YOUR INSTRUCTIONS
Return the lines from the one with "data-point bbox=[274, 359, 290, 378]" to the one with "series-line-daznn-model-14- bbox=[1402, 58, 2548, 799]", both included, exactly as they appear.

— Begin SOURCE DATA —

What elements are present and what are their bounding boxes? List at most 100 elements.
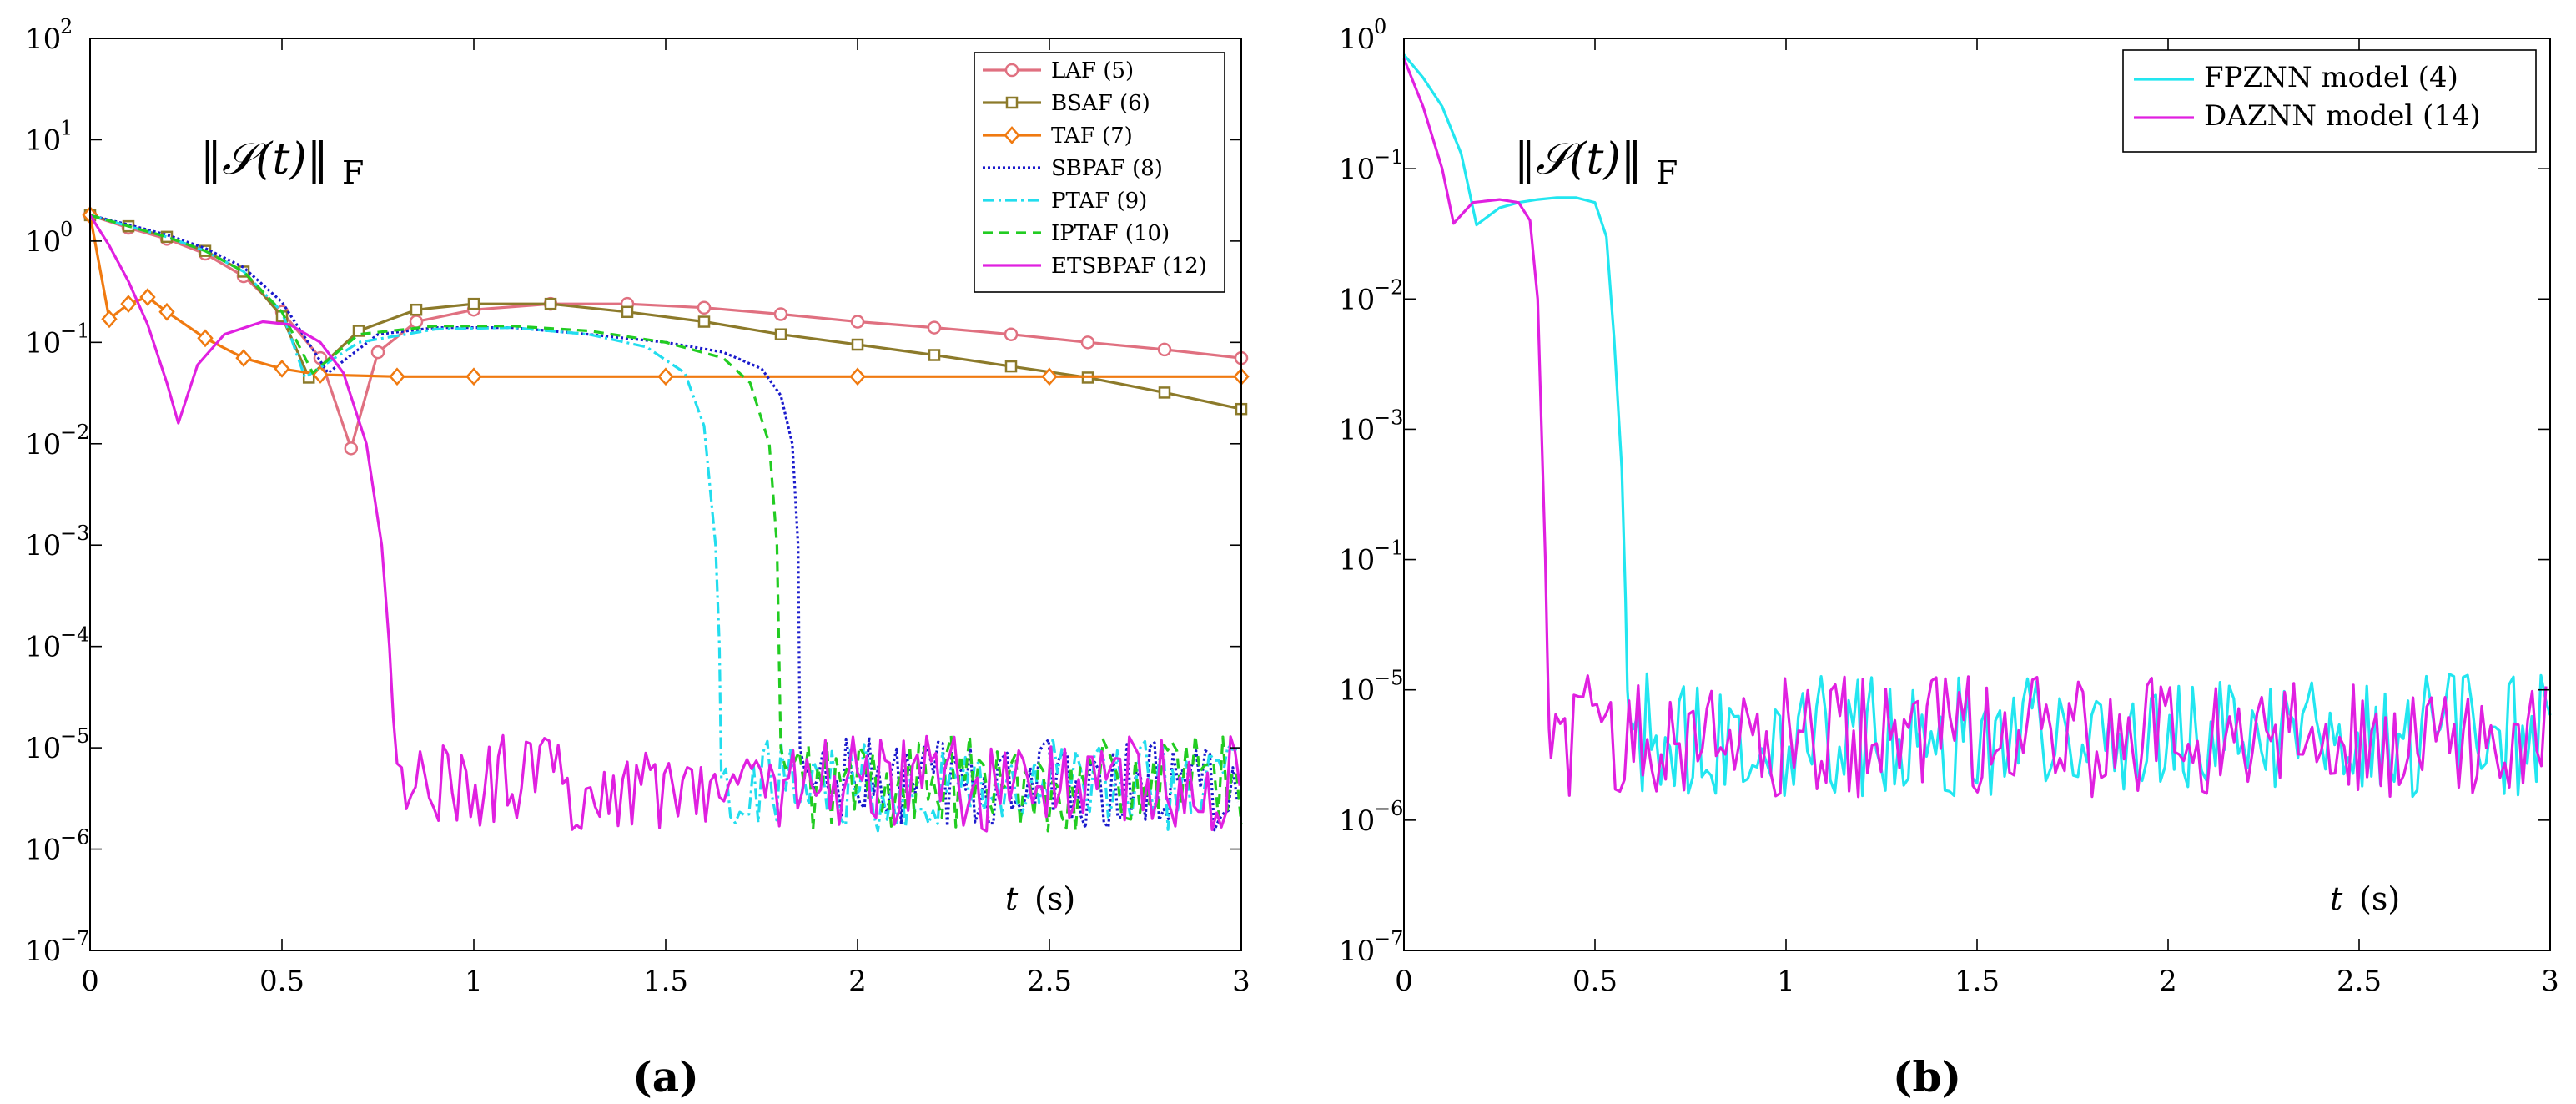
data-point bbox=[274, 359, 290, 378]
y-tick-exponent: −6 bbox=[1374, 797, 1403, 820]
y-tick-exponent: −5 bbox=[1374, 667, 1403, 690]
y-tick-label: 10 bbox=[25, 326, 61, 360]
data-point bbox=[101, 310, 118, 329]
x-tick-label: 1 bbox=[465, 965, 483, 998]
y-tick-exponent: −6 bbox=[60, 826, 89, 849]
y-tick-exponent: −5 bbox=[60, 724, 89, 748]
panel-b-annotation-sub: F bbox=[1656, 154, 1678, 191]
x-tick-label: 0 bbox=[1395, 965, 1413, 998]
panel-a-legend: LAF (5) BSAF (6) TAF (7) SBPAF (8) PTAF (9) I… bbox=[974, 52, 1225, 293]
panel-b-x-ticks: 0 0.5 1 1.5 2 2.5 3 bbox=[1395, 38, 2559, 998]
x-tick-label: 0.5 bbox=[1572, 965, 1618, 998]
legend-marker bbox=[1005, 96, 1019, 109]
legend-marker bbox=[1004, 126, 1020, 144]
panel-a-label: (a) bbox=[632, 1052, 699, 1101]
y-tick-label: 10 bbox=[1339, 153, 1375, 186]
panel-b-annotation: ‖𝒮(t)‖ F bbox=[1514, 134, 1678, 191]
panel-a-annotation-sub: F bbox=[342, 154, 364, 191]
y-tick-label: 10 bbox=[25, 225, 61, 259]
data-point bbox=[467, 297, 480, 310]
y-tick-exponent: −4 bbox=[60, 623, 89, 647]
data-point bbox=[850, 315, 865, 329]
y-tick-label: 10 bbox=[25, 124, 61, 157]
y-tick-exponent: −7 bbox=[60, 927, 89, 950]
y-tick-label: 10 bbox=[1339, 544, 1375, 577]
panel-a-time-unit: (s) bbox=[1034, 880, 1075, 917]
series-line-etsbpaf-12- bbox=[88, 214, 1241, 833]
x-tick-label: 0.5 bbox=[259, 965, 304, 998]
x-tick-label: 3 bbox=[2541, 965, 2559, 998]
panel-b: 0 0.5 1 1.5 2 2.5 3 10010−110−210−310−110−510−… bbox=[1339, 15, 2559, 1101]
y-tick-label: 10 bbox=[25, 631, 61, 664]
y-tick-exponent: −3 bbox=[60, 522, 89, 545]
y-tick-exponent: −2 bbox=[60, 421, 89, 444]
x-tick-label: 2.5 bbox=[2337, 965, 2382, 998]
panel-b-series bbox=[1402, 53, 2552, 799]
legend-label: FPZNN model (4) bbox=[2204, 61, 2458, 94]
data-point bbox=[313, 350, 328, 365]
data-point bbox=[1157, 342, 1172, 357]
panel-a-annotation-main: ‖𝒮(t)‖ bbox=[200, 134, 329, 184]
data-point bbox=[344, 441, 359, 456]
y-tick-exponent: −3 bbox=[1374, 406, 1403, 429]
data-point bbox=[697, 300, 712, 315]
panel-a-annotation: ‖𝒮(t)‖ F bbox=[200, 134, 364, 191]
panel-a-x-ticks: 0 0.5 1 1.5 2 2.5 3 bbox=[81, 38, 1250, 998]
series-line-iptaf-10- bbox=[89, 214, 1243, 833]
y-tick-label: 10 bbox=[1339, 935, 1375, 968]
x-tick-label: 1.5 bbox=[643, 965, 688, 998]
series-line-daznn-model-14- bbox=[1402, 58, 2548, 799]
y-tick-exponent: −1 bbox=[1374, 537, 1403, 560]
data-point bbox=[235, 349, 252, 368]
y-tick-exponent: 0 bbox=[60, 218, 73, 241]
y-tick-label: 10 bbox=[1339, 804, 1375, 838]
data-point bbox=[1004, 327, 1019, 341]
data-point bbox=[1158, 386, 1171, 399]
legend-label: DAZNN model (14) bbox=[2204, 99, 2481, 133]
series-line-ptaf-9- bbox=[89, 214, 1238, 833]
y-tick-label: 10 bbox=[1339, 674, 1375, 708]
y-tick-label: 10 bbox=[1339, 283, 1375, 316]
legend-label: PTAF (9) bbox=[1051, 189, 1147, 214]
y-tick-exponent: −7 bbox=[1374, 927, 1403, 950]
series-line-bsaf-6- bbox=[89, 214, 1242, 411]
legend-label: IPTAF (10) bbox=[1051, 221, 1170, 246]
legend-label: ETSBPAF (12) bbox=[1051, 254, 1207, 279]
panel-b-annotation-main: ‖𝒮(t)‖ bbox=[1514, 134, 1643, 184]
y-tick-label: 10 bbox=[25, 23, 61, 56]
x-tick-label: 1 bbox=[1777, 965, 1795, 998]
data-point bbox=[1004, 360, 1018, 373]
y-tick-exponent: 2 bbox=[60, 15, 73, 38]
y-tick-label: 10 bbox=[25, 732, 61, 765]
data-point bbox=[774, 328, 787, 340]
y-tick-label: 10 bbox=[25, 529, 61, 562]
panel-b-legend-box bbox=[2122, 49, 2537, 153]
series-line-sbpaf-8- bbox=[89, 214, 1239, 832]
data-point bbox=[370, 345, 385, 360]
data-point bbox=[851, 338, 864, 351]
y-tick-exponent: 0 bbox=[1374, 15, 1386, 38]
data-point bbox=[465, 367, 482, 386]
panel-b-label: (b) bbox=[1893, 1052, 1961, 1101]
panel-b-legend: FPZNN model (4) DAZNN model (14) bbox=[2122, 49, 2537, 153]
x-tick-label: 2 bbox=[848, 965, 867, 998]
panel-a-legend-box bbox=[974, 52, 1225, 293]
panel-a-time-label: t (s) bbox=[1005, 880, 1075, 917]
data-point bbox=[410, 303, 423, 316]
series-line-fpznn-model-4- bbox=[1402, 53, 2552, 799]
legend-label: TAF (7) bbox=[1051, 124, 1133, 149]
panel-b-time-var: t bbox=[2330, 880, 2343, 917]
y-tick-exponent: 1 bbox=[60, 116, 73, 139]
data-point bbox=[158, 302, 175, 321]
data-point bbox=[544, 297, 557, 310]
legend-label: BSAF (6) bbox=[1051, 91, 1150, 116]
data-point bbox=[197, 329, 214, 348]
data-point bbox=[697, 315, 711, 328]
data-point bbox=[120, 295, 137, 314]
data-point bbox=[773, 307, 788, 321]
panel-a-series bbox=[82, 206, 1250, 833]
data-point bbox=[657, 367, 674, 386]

— End SOURCE DATA —
— Begin SOURCE DATA —

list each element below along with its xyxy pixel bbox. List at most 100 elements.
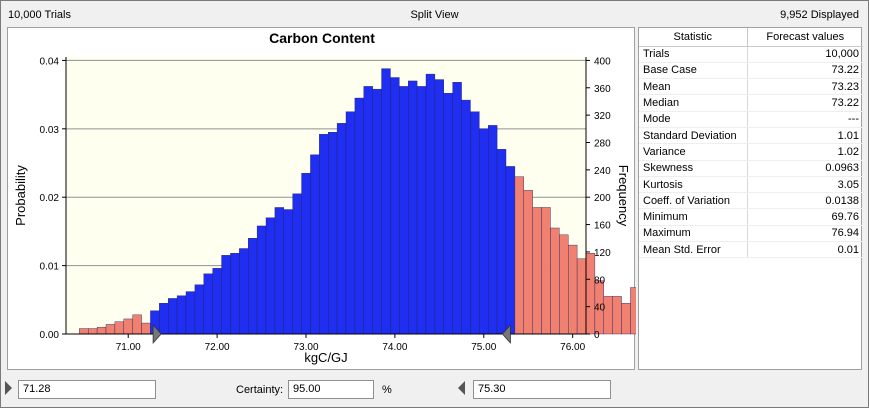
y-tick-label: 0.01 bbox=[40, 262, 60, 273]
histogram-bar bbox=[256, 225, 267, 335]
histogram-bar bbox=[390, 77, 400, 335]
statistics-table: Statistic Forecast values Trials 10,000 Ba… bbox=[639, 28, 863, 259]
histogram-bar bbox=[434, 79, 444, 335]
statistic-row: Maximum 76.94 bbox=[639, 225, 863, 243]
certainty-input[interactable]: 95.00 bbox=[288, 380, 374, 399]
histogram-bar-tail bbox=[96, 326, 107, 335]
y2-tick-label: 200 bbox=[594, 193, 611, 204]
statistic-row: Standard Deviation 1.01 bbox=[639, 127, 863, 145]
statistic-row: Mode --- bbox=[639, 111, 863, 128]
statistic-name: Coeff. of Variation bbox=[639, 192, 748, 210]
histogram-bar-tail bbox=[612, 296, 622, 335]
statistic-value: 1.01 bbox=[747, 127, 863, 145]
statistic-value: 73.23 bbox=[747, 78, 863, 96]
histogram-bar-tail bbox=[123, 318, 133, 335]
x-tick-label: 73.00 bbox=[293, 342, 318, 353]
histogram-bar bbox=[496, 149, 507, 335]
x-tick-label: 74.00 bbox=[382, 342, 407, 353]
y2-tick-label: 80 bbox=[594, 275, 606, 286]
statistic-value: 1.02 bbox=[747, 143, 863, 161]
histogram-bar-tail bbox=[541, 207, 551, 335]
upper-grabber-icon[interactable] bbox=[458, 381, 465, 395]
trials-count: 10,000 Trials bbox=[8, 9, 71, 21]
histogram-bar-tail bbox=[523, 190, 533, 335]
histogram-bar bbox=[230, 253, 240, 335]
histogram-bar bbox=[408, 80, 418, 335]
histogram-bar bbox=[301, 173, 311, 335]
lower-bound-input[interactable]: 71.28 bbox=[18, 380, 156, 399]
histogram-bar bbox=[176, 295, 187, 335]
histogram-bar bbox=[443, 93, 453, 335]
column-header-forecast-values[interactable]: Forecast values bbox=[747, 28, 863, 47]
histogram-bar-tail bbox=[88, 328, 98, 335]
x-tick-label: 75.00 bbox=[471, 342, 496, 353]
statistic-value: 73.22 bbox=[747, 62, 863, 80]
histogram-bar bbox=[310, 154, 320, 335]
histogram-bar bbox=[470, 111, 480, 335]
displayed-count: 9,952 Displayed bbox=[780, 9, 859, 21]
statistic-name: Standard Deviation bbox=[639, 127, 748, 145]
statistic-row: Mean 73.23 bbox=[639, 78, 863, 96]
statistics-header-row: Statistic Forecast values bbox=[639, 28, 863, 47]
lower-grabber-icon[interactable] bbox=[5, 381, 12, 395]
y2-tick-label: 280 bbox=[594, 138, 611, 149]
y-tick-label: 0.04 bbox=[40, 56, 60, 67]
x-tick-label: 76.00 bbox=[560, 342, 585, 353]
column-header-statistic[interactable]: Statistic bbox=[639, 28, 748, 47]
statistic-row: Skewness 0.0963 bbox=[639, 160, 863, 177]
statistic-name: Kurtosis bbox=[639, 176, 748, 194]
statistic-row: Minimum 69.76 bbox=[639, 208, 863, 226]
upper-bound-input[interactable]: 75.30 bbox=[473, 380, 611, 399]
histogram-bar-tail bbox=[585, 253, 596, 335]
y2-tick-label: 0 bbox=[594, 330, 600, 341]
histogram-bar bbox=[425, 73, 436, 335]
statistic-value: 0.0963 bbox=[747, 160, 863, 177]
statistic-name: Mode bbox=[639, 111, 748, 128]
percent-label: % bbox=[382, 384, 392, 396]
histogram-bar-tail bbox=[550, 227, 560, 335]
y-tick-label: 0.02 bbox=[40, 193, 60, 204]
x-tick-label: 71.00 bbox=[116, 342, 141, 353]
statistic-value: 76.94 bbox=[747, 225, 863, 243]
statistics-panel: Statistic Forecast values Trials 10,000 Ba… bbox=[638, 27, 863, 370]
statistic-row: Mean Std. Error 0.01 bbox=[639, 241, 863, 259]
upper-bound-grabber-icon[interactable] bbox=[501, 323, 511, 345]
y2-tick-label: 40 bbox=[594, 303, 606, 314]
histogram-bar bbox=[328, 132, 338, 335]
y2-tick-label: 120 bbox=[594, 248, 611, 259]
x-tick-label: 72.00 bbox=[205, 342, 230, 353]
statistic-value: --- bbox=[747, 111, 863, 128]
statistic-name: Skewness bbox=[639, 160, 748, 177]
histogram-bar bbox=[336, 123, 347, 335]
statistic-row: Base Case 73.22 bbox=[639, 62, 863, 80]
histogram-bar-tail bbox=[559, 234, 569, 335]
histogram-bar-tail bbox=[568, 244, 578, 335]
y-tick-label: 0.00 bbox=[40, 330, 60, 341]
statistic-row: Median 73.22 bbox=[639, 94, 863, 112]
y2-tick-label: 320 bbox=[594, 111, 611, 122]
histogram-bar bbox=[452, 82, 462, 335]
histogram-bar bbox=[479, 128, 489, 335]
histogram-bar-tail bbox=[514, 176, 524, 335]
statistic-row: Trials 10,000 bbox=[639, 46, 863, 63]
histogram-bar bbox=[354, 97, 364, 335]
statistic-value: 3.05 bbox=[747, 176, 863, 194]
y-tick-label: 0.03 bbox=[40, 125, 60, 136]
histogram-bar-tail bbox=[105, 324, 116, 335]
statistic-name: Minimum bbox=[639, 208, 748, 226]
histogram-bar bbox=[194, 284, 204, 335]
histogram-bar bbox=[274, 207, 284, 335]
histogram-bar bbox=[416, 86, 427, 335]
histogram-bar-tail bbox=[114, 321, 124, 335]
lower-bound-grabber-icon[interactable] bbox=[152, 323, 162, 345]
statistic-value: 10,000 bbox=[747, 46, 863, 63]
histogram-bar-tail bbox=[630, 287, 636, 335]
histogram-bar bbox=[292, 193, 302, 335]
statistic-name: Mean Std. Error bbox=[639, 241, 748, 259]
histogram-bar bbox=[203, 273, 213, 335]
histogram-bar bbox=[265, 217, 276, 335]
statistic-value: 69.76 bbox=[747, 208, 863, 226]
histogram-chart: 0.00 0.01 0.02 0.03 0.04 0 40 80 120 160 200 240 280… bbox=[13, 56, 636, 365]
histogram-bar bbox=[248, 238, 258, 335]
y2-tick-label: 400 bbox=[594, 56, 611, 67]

— End SOURCE DATA —
— Begin SOURCE DATA —

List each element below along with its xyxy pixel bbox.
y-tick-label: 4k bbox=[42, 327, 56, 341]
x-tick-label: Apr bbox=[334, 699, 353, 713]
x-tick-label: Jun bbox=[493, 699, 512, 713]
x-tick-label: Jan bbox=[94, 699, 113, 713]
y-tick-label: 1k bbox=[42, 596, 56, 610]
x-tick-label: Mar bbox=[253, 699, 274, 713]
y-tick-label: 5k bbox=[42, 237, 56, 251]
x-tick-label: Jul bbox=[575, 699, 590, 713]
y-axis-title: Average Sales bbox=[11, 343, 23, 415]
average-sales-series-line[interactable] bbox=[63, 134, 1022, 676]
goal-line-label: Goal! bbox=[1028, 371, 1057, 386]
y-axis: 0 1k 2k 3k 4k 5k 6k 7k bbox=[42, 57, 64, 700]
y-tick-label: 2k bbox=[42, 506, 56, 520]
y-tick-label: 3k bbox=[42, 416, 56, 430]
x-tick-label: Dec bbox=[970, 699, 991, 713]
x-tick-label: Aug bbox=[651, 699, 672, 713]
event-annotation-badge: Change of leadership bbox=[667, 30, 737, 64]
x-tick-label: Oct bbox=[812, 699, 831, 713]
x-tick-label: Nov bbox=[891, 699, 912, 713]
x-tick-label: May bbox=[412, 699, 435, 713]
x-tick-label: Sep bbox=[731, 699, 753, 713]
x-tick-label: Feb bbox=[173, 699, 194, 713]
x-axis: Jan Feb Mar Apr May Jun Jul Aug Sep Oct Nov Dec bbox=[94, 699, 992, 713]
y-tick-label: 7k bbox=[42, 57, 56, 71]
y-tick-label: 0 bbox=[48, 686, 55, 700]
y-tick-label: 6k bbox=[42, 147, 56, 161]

— End SOURCE DATA —

TASK ANSWER
data-point bbox=[274, 359, 290, 378]
y-tick-exponent: −6 bbox=[1374, 797, 1403, 820]
y-tick-exponent: −5 bbox=[1374, 667, 1403, 690]
y-tick-label: 10 bbox=[25, 326, 61, 360]
data-point bbox=[101, 310, 118, 329]
x-tick-label: 1 bbox=[465, 965, 483, 998]
y-tick-exponent: −6 bbox=[60, 826, 89, 849]
y-tick-exponent: −5 bbox=[60, 724, 89, 748]
panel-b-annotation-sub: F bbox=[1656, 154, 1678, 191]
x-tick-label: 0 bbox=[1395, 965, 1413, 998]
panel-a-legend: LAF (5) BSAF (6) TAF (7) SBPAF (8) PTAF (9) I… bbox=[974, 52, 1225, 293]
panel-b-x-ticks: 0 0.5 1 1.5 2 2.5 3 bbox=[1395, 38, 2559, 998]
x-tick-label: 0.5 bbox=[1572, 965, 1618, 998]
legend-marker bbox=[1005, 96, 1019, 109]
legend-marker bbox=[1004, 126, 1020, 144]
panel-a-label: (a) bbox=[632, 1052, 699, 1101]
y-tick-label: 10 bbox=[1339, 153, 1375, 186]
panel-b-annotation: ‖𝒮(t)‖ F bbox=[1514, 134, 1678, 191]
panel-a-annotation-sub: F bbox=[342, 154, 364, 191]
y-tick-label: 10 bbox=[25, 225, 61, 259]
data-point bbox=[467, 297, 480, 310]
y-tick-exponent: −4 bbox=[60, 623, 89, 647]
data-point bbox=[850, 315, 865, 329]
y-tick-label: 10 bbox=[25, 124, 61, 157]
y-tick-exponent: −7 bbox=[60, 927, 89, 950]
y-tick-label: 10 bbox=[1339, 544, 1375, 577]
panel-a-time-unit: (s) bbox=[1034, 880, 1075, 917]
series-line-etsbpaf-12- bbox=[88, 214, 1241, 833]
x-tick-label: 0.5 bbox=[259, 965, 304, 998]
x-tick-label: 3 bbox=[2541, 965, 2559, 998]
panel-b: 0 0.5 1 1.5 2 2.5 3 10010−110−210−310−110−510−… bbox=[1339, 15, 2559, 1101]
y-tick-label: 10 bbox=[25, 631, 61, 664]
y-tick-exponent: −3 bbox=[60, 522, 89, 545]
y-tick-exponent: −2 bbox=[60, 421, 89, 444]
x-tick-label: 2.5 bbox=[2337, 965, 2382, 998]
panel-b-series bbox=[1402, 53, 2552, 799]
legend-label: FPZNN model (4) bbox=[2204, 61, 2458, 94]
data-point bbox=[313, 350, 328, 365]
data-point bbox=[1157, 342, 1172, 357]
panel-a-annotation-main: ‖𝒮(t)‖ bbox=[200, 134, 329, 184]
data-point bbox=[344, 441, 359, 456]
y-tick-exponent: −3 bbox=[1374, 406, 1403, 429]
data-point bbox=[697, 300, 712, 315]
panel-a-annotation: ‖𝒮(t)‖ F bbox=[200, 134, 364, 191]
panel-a-x-ticks: 0 0.5 1 1.5 2 2.5 3 bbox=[81, 38, 1250, 998]
series-line-iptaf-10- bbox=[89, 214, 1243, 833]
y-tick-label: 10 bbox=[1339, 935, 1375, 968]
x-tick-label: 1.5 bbox=[643, 965, 688, 998]
series-line-daznn-model-14- bbox=[1402, 58, 2548, 799]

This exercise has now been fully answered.